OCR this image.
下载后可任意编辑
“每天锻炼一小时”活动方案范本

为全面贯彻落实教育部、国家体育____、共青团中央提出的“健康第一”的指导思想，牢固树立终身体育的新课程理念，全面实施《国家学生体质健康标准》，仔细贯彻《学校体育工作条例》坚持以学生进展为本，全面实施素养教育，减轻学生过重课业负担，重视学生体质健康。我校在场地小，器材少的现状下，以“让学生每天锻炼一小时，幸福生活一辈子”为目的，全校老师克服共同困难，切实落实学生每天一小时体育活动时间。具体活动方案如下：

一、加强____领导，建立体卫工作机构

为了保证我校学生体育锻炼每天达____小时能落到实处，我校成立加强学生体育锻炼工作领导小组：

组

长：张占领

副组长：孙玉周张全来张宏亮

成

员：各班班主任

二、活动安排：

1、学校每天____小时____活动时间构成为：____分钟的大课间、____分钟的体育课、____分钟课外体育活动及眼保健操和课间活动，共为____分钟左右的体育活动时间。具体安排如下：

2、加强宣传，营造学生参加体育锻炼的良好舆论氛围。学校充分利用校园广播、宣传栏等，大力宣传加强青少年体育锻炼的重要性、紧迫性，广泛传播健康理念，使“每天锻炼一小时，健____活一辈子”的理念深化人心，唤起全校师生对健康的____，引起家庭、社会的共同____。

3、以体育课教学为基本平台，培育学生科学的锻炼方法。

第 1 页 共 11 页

★ ★ ★ ★ ★ ★ ★

— EXERCISE GOAL —
Exactly as written, please output every entry.

— FINISHED TASK —
OCR this image.
下载后可任意编辑
“每天锻炼一小时”活动方案范本

为全面贯彻落实教育部、国家体育____、共青团中央提出的“健康第一”的指导思想，牢固树立终身体育的新课程理念，全面实施《国家学生体质健康标准》，仔细贯彻《学校体育工作条例》坚持以学生进展为本，全面实施素养教育，减轻学生过重课业负担，重视学生体质健康。我校在场地小，器材少的现状下，以“让学生每天锻炼一小时，幸福生活一辈子”为目的，全校老师克服共同困难，切实落实学生每天一小时体育活动时间。具体活动方案如下：

一、加强____领导，建立体卫工作机构

为了保证我校学生体育锻炼每天达____小时能落到实处，我校成立加强学生体育锻炼工作领导小组：

组

长：张占领

副组长：孙玉周张全来张宏亮

成

员：各班班主任

二、活动安排：

1、学校每天____小时____活动时间构成为：____分钟的大课间、____分钟的体育课、____分钟课外体育活动及眼保健操和课间活动，共为____分钟左右的体育活动时间。具体安排如下：

2、加强宣传，营造学生参加体育锻炼的良好舆论氛围。学校充分利用校园广播、宣传栏等，大力宣传加强青少年体育锻炼的重要性、紧迫性，广泛传播健康理念，使“每天锻炼一小时，健____活一辈子”的理念深化人心，唤起全校师生对健康的____，引起家庭、社会的共同____。

3、以体育课教学为基本平台，培育学生科学的锻炼方法。

第 1 页 共 11 页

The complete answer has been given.